**Written instruction**
Look through the records that follow. Copy every line containing the word "color".

---

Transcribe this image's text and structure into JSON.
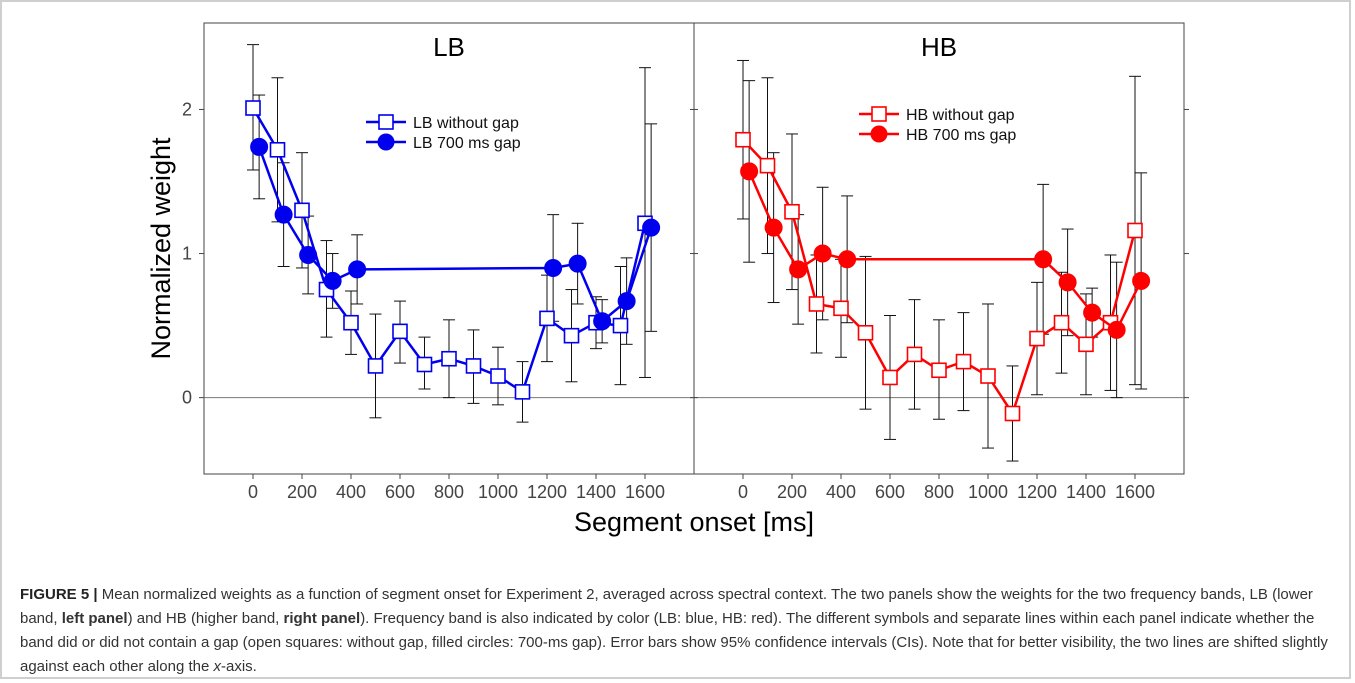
{
  "caption": {
    "label": "FIGURE 5 |",
    "parts": [
      {
        "t": " Mean normalized weights as a function of segment onset for Experiment 2, averaged across spectral context. The two panels show the weights for the two frequency bands, LB (lower band, ",
        "s": ""
      },
      {
        "t": "left panel",
        "s": "b"
      },
      {
        "t": ") and HB (higher band, ",
        "s": ""
      },
      {
        "t": "right panel",
        "s": "b"
      },
      {
        "t": "). Frequency band is also indicated by color (LB: blue, HB: red). The different symbols and separate lines within each panel indicate whether the band did or did not contain a gap (open squares: without gap, filled circles: 700-ms gap). Error bars show 95% confidence intervals (CIs). Note that for better visibility, the two lines are shifted slightly against each other along the ",
        "s": ""
      },
      {
        "t": "x",
        "s": "i"
      },
      {
        "t": "-axis.",
        "s": ""
      }
    ]
  },
  "chart_data": {
    "type": "line",
    "xlabel": "Segment onset [ms]",
    "ylabel": "Normalized weight",
    "xlim": [
      -200,
      1800
    ],
    "ylim": [
      -0.53,
      2.6
    ],
    "x_ticks": [
      0,
      200,
      400,
      600,
      800,
      1000,
      1200,
      1400,
      1600
    ],
    "y_ticks": [
      0,
      1,
      2
    ],
    "legend_position": "top-center",
    "panels": [
      {
        "title": "LB",
        "color": "#0000ee",
        "series": [
          {
            "name": "LB without gap",
            "marker": "open-square",
            "x": [
              0,
              100,
              200,
              300,
              400,
              500,
              600,
              700,
              800,
              900,
              1000,
              1100,
              1200,
              1300,
              1400,
              1500,
              1600
            ],
            "y": [
              2.01,
              1.72,
              1.3,
              0.75,
              0.52,
              0.22,
              0.46,
              0.23,
              0.27,
              0.22,
              0.15,
              0.04,
              0.55,
              0.43,
              0.52,
              0.5,
              1.21
            ],
            "lo": [
              1.58,
              1.22,
              0.9,
              0.42,
              0.3,
              -0.14,
              0.24,
              0.06,
              0.0,
              -0.04,
              -0.05,
              -0.17,
              0.25,
              0.11,
              0.34,
              0.09,
              0.14
            ],
            "hi": [
              2.45,
              2.22,
              1.7,
              1.09,
              0.74,
              0.58,
              0.67,
              0.42,
              0.54,
              0.47,
              0.35,
              0.25,
              0.85,
              0.75,
              0.7,
              0.91,
              2.29
            ]
          },
          {
            "name": "LB 700 ms gap",
            "marker": "filled-circle",
            "x": [
              25,
              125,
              225,
              325,
              425,
              1225,
              1325,
              1425,
              1525,
              1625
            ],
            "y": [
              1.74,
              1.27,
              0.99,
              0.81,
              0.89,
              0.9,
              0.93,
              0.53,
              0.67,
              1.18
            ],
            "lo": [
              1.38,
              0.91,
              0.72,
              0.62,
              0.65,
              0.53,
              0.65,
              0.38,
              0.37,
              0.46
            ],
            "hi": [
              2.1,
              1.63,
              1.26,
              1.0,
              1.13,
              1.27,
              1.21,
              0.68,
              0.97,
              1.9
            ]
          }
        ]
      },
      {
        "title": "HB",
        "color": "#ff0000",
        "series": [
          {
            "name": "HB without gap",
            "marker": "open-square",
            "x": [
              0,
              100,
              200,
              300,
              400,
              500,
              600,
              700,
              800,
              900,
              1000,
              1100,
              1200,
              1300,
              1400,
              1500,
              1600
            ],
            "y": [
              1.79,
              1.61,
              1.29,
              0.65,
              0.62,
              0.45,
              0.14,
              0.3,
              0.19,
              0.25,
              0.15,
              -0.11,
              0.41,
              0.52,
              0.37,
              0.52,
              1.16
            ],
            "lo": [
              1.24,
              1.0,
              0.75,
              0.31,
              0.28,
              -0.08,
              -0.29,
              -0.08,
              -0.15,
              -0.09,
              -0.35,
              -0.44,
              0.02,
              0.17,
              0.02,
              0.05,
              0.09
            ],
            "hi": [
              2.34,
              2.22,
              1.83,
              0.99,
              0.96,
              0.98,
              0.57,
              0.68,
              0.54,
              0.59,
              0.65,
              0.22,
              0.8,
              0.87,
              0.72,
              0.99,
              2.23
            ]
          },
          {
            "name": "HB 700 ms gap",
            "marker": "filled-circle",
            "x": [
              25,
              125,
              225,
              325,
              425,
              1225,
              1325,
              1425,
              1525,
              1625
            ],
            "y": [
              1.57,
              1.18,
              0.89,
              1.0,
              0.96,
              0.96,
              0.8,
              0.59,
              0.47,
              0.81
            ],
            "lo": [
              0.94,
              0.66,
              0.51,
              0.54,
              0.52,
              0.44,
              0.43,
              0.42,
              0.0,
              0.06
            ],
            "hi": [
              2.2,
              1.7,
              1.27,
              1.46,
              1.4,
              1.48,
              1.17,
              0.76,
              0.94,
              1.56
            ]
          }
        ]
      }
    ]
  }
}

---

**Full output**
        "t": "). Frequency band is also indicated by color (LB: blue, HB: red). The different symbols and separate lines within each panel indicate whether the band did or did not contain a gap (open squares: without gap, filled circles: 700-ms gap). Error bars show 95% confidence intervals (CIs). Note that for better visibility, the two lines are shifted slightly against each other along the ",
        "color": "#0000ee",
        "color": "#ff0000",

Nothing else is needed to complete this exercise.